═══ Working data

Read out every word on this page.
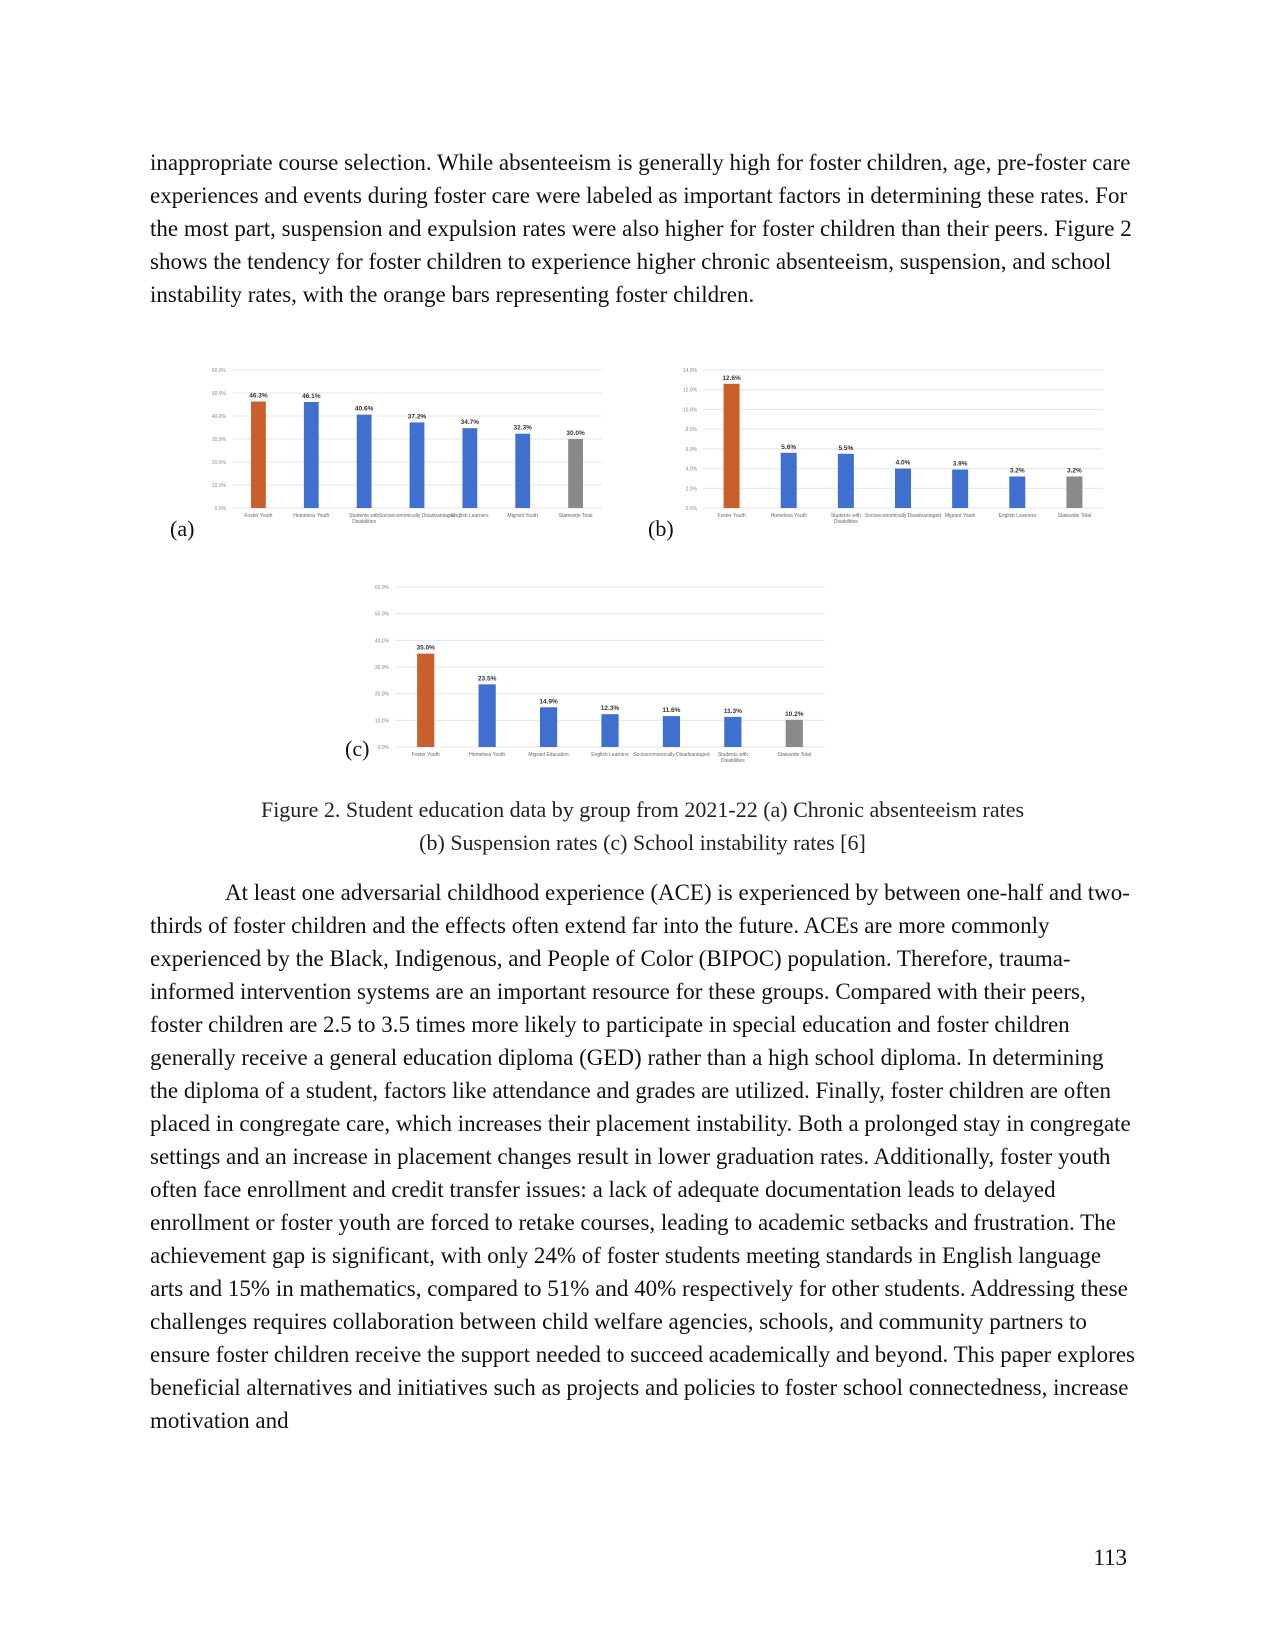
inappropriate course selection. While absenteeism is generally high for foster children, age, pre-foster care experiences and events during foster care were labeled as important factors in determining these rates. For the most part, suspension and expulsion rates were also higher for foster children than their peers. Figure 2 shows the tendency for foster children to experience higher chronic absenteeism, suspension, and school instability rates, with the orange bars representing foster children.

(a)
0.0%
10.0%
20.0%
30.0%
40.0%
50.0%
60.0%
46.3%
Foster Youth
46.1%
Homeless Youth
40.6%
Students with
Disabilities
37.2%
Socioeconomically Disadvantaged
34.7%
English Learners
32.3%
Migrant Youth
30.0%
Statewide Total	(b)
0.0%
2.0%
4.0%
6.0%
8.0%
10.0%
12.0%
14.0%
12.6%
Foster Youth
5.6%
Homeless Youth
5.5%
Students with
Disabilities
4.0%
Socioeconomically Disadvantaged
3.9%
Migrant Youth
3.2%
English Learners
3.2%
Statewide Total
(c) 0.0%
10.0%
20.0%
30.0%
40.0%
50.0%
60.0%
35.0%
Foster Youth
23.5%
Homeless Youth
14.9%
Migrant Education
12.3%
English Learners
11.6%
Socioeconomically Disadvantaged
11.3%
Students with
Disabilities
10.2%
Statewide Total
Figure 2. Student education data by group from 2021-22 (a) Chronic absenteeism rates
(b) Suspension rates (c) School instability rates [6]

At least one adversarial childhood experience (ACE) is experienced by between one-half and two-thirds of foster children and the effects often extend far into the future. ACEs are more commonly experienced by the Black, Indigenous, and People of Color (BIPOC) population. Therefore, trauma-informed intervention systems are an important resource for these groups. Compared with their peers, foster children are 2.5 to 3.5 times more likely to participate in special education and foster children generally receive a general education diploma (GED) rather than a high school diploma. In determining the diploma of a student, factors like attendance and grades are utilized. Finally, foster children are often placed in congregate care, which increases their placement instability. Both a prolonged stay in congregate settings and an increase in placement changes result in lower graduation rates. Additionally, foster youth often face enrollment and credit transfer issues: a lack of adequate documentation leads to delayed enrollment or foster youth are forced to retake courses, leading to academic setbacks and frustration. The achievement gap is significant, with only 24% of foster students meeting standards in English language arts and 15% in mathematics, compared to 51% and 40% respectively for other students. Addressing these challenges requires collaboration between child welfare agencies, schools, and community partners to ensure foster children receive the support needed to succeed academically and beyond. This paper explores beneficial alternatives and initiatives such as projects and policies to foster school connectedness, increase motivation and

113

══════
═══ Working data

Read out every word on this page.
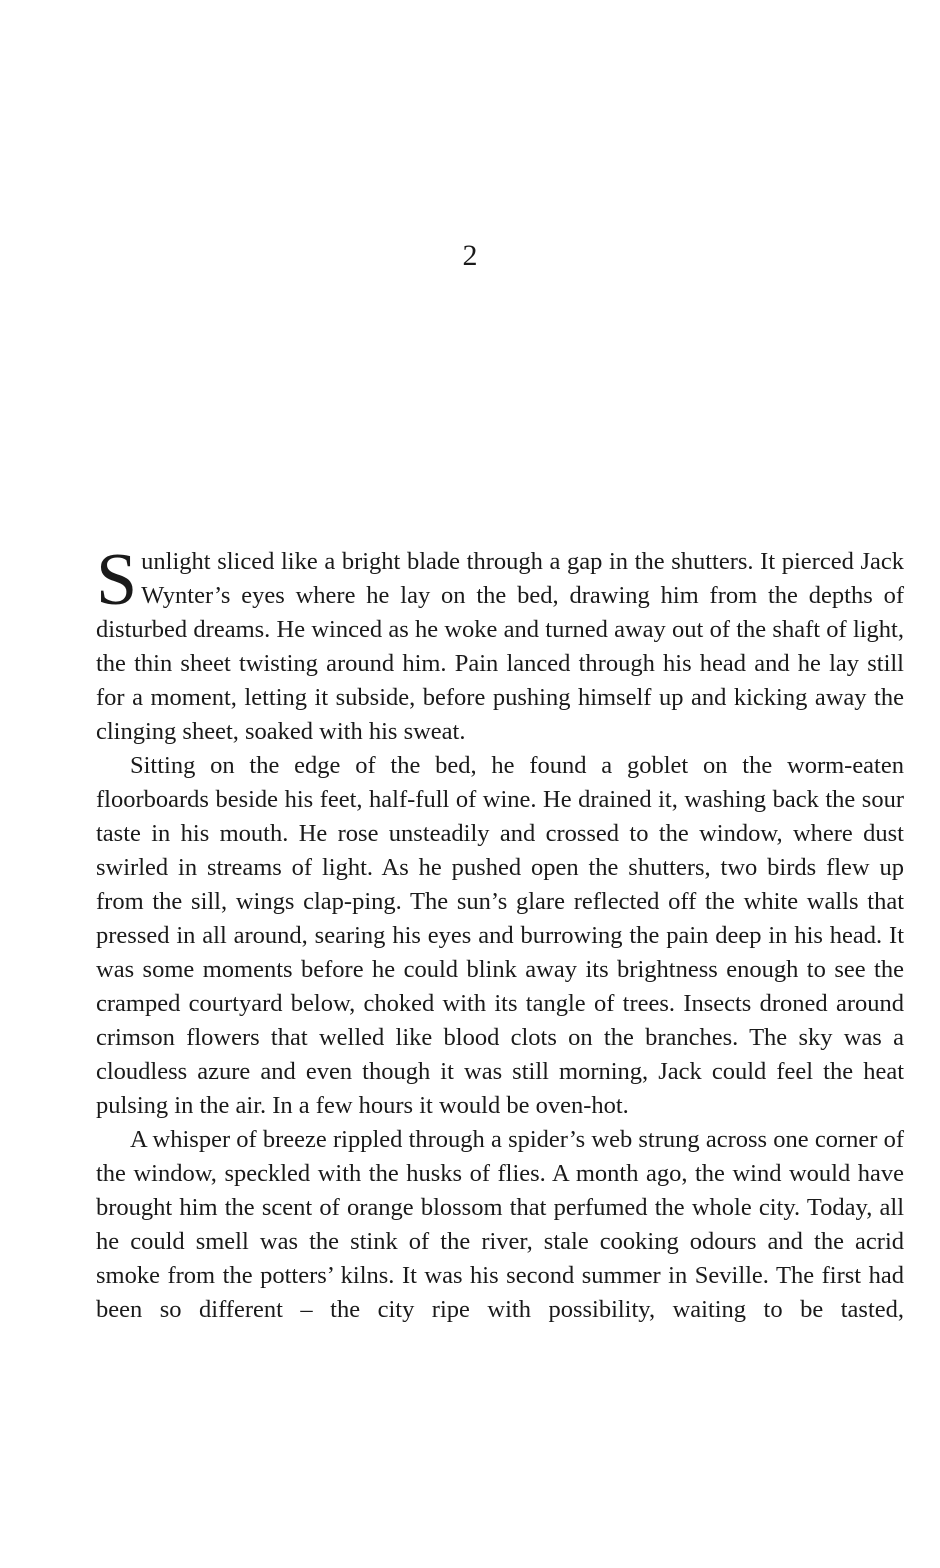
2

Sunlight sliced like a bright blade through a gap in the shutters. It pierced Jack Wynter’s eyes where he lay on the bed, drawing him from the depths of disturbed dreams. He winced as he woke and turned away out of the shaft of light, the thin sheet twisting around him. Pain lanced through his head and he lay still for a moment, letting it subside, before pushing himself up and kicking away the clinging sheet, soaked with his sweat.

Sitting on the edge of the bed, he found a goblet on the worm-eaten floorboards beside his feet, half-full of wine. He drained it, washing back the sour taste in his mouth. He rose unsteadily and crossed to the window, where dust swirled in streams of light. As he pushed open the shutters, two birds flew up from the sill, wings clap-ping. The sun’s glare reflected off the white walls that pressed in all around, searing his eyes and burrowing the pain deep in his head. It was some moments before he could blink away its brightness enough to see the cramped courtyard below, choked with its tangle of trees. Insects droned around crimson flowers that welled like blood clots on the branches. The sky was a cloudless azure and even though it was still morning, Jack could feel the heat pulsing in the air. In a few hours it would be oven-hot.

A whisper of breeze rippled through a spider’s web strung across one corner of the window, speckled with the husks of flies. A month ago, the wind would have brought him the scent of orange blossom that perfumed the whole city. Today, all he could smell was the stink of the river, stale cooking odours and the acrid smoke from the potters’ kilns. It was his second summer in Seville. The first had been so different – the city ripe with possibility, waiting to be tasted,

══════

> Direction:
Count every line of the material above that holds the string "Jack", then state only the total.

> Solution for this task:
2